**Data for processing**
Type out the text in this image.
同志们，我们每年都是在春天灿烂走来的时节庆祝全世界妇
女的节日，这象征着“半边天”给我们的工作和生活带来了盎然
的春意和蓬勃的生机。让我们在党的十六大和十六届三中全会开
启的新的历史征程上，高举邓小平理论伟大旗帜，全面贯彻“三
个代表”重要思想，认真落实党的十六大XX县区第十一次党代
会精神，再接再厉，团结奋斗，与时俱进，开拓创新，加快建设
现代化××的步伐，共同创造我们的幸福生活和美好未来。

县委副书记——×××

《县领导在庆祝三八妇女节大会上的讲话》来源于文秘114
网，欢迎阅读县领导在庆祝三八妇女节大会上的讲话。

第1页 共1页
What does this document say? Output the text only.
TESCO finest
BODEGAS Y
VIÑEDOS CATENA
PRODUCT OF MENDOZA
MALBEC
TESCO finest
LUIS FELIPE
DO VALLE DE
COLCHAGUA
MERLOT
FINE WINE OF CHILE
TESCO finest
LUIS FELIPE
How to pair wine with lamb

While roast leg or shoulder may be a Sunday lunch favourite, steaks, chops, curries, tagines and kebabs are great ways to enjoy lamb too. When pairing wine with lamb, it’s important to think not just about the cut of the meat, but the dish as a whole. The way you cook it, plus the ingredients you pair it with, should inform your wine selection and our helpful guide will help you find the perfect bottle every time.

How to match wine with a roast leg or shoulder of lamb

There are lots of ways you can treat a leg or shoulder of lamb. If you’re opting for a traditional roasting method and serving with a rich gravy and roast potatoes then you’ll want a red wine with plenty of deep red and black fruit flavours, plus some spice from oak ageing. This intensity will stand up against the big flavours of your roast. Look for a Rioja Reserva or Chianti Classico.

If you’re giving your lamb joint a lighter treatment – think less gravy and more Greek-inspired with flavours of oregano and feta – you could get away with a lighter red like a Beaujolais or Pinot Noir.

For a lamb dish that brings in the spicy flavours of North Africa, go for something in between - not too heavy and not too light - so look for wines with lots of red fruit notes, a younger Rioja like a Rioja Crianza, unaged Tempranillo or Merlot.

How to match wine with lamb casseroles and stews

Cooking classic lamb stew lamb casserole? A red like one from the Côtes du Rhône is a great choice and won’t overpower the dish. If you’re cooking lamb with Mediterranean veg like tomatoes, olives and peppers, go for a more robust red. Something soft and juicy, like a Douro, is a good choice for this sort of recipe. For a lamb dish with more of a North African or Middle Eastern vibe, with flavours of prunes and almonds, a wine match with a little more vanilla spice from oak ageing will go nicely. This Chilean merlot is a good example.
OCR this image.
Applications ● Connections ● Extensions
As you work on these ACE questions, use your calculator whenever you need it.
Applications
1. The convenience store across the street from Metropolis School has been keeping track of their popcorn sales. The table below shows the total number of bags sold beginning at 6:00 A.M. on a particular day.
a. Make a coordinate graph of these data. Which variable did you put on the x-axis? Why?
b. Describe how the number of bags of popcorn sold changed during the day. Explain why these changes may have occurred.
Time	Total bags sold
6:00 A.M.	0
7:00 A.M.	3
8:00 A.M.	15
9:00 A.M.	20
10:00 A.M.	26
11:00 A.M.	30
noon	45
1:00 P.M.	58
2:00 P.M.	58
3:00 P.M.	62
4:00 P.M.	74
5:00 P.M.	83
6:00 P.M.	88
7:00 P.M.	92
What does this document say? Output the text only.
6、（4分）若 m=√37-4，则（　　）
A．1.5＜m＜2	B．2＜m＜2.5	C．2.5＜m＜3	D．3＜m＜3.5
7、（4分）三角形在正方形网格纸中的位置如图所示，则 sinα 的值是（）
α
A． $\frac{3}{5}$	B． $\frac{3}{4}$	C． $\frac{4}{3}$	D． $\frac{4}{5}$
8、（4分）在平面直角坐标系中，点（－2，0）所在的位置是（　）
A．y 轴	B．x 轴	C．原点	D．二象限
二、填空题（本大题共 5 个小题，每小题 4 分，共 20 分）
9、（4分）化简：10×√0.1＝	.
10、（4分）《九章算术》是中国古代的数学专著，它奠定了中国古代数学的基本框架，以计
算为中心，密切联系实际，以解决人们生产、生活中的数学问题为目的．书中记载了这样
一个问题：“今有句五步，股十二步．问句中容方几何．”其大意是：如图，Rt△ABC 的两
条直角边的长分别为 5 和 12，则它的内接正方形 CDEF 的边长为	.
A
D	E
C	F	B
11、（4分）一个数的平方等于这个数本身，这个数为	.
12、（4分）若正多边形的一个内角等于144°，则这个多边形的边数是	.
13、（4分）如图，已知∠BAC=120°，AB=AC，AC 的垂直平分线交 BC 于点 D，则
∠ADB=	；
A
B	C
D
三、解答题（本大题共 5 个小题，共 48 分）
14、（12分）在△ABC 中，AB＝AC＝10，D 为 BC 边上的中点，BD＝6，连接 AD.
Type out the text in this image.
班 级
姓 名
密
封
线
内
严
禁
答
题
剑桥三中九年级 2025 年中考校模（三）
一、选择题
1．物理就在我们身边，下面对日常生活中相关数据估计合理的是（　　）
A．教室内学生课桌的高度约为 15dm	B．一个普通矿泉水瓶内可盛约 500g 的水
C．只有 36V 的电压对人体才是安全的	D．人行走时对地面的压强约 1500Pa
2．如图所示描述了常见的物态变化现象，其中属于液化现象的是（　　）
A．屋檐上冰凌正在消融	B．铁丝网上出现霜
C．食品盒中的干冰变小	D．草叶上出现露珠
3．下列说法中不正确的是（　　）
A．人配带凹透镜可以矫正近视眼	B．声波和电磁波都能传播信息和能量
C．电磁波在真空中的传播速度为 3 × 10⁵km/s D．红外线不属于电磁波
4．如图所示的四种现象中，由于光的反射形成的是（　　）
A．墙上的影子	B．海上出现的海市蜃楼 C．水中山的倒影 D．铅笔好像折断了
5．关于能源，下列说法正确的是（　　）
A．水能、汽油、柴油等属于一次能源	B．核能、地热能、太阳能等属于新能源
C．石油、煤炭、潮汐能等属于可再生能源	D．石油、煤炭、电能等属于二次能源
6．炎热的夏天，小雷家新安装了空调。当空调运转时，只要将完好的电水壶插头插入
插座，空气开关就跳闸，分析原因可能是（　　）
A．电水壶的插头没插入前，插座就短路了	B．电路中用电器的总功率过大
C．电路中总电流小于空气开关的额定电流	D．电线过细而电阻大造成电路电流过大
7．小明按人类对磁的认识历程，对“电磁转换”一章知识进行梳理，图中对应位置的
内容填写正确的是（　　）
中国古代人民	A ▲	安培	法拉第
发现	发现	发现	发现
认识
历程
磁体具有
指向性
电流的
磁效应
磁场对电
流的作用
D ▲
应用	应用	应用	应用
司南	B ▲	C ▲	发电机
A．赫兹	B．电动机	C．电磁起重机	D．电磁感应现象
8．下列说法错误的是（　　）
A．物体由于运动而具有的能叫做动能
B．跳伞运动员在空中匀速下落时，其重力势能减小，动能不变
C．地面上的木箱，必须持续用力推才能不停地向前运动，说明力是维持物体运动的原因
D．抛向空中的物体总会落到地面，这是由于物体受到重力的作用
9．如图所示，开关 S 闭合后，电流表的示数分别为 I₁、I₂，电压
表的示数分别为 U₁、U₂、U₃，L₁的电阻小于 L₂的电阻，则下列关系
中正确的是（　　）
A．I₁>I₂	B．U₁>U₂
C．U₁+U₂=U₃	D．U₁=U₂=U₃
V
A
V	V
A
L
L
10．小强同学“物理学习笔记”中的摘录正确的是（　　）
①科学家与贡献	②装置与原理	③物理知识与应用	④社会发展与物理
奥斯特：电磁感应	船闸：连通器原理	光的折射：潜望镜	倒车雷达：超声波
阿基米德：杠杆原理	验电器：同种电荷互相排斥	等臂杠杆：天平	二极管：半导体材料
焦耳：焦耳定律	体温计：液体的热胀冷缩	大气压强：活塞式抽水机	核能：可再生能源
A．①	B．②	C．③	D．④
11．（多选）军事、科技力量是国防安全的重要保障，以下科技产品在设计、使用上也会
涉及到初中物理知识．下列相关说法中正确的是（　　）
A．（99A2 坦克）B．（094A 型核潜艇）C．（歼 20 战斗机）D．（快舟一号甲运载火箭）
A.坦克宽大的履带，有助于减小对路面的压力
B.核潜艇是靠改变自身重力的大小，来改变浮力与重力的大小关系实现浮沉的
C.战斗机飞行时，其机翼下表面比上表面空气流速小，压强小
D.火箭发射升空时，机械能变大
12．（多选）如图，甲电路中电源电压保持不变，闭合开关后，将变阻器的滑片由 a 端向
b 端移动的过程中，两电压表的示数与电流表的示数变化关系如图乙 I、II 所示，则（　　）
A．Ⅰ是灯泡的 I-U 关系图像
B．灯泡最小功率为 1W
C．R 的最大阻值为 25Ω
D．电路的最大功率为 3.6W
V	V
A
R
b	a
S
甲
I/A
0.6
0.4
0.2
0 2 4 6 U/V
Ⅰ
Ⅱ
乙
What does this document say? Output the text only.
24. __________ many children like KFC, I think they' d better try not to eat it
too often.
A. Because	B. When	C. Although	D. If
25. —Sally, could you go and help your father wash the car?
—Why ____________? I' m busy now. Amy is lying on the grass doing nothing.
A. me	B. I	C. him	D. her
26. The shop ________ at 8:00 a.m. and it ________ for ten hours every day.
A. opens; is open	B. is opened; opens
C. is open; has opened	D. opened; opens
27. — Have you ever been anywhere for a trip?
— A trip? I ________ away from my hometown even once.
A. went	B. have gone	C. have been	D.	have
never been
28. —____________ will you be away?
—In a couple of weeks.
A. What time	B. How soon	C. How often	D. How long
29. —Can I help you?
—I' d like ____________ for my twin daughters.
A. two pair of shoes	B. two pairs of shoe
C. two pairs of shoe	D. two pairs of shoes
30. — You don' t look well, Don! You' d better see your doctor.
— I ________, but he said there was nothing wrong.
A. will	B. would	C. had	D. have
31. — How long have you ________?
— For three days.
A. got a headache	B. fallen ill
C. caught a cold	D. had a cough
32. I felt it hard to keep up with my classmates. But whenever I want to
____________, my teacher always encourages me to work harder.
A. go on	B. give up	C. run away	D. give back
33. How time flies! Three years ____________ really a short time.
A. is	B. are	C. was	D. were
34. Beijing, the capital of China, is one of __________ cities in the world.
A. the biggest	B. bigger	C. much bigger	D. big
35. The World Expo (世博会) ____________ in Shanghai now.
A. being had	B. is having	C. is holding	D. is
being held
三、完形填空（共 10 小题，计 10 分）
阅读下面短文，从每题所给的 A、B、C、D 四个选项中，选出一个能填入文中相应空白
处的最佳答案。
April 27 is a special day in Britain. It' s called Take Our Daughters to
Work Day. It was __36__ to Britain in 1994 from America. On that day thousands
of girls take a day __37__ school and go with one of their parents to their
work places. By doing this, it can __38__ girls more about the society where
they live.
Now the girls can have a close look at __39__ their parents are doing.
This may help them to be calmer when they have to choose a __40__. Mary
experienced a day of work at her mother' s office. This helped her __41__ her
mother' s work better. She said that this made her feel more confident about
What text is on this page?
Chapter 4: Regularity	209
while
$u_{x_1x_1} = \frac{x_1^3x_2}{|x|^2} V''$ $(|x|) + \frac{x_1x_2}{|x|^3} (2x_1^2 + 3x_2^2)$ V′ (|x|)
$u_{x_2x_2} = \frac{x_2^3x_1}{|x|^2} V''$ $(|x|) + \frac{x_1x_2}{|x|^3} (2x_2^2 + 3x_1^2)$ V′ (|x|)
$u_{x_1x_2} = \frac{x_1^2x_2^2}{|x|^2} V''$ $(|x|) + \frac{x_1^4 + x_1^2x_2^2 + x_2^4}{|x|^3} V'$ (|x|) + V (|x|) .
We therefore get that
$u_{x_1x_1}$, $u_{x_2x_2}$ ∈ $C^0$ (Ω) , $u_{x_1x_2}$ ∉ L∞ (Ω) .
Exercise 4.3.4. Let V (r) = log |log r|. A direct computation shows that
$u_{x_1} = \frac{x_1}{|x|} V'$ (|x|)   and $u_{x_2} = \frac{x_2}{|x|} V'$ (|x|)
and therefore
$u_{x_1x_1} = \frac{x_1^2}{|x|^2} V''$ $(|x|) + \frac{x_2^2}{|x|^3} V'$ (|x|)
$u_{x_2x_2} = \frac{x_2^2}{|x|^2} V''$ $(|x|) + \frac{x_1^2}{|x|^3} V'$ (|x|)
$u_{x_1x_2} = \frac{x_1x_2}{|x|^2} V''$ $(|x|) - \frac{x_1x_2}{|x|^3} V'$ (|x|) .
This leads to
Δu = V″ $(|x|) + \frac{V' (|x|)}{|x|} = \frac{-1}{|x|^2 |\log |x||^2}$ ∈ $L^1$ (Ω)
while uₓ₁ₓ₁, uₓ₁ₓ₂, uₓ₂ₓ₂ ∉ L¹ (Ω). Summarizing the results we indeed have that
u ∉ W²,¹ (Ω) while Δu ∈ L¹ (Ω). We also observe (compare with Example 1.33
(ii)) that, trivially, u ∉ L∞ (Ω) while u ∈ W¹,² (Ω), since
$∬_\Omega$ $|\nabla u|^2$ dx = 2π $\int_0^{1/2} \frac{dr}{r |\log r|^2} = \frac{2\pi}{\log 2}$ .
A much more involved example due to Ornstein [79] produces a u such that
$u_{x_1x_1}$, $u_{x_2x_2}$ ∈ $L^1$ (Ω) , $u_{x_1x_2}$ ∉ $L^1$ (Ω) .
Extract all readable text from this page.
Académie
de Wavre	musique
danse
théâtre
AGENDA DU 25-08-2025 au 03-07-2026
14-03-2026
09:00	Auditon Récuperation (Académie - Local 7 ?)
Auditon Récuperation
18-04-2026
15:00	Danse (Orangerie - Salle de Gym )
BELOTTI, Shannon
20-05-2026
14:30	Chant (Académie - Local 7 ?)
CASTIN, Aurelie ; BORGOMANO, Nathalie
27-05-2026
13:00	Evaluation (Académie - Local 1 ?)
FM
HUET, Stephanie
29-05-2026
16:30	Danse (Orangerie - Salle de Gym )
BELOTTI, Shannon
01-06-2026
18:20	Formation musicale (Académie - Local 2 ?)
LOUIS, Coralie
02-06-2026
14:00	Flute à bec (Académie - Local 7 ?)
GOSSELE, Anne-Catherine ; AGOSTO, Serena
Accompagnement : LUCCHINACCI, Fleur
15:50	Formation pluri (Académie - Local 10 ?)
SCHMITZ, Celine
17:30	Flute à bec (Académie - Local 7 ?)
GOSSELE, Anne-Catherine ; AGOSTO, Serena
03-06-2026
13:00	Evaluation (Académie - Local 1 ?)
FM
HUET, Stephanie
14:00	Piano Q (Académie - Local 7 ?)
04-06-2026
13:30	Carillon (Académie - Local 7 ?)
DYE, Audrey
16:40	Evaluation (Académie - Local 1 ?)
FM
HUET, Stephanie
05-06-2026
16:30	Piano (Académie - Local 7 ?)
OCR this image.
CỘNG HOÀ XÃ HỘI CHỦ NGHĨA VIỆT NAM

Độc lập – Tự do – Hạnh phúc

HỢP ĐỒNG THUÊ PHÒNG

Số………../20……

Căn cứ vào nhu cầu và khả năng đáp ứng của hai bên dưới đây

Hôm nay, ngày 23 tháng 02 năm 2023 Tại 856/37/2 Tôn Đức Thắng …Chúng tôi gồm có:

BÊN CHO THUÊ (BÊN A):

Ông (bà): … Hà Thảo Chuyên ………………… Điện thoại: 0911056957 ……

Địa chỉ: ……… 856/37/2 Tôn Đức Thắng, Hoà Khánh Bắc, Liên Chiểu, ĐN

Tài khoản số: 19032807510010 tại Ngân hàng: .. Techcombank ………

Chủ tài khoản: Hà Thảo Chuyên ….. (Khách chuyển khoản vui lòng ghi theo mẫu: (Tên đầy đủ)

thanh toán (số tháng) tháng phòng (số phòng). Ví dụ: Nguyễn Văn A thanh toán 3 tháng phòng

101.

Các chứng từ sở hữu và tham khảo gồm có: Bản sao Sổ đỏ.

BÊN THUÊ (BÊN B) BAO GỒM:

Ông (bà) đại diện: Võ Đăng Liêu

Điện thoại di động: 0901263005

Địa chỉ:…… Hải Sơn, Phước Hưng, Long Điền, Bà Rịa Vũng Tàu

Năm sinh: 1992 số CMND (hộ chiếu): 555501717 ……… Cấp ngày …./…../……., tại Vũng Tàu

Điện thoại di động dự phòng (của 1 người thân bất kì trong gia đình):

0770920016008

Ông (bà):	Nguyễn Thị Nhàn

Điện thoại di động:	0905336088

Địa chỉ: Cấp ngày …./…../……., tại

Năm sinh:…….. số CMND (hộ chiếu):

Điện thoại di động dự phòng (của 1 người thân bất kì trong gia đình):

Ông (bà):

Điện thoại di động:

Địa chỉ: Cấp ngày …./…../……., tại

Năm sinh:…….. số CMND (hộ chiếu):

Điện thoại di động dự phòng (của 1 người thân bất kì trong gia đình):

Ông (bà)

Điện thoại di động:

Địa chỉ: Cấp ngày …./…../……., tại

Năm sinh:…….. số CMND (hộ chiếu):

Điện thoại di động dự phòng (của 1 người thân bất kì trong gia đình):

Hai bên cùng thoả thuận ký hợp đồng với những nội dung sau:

**What needs to be done**
Identify and copy the lines holding the word "trip".

**Result of this exercise**
27. — Have you ever been anywhere for a trip?
— A trip? I ________ away from my hometown even once.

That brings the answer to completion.